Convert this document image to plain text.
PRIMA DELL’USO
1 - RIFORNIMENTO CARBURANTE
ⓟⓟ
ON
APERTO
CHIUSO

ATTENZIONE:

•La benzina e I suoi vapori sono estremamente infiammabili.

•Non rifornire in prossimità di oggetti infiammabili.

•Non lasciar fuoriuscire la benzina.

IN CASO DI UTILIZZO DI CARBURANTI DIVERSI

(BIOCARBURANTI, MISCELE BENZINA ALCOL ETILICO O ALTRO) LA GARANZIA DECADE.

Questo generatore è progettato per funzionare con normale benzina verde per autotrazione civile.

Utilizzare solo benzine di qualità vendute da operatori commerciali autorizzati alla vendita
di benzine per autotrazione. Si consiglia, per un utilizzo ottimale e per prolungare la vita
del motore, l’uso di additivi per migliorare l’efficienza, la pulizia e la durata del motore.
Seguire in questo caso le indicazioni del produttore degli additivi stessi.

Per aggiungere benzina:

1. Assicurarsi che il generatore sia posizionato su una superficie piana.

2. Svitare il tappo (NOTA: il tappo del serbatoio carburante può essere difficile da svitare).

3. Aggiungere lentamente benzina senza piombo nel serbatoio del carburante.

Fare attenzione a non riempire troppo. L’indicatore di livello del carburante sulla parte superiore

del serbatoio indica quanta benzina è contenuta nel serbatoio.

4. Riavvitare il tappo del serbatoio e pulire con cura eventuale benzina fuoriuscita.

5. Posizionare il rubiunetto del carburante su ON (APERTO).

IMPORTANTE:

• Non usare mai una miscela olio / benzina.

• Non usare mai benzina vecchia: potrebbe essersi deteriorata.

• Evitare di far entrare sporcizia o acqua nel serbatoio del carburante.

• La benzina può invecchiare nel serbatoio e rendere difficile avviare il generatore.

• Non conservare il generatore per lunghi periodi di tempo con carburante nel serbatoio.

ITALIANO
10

● ● ● ● ●

Locate the word "generatore" in the records above, and return each line that has it.

Questo generatore è progettato per funzionare con normale benzina verde per autotrazione civile.
1. Assicurarsi che il generatore sia posizionato su una superficie piana.
• La benzina può invecchiare nel serbatoio e rendere difficile avviare il generatore.
• Non conservare il generatore per lunghi periodi di tempo con carburante nel serbatoio.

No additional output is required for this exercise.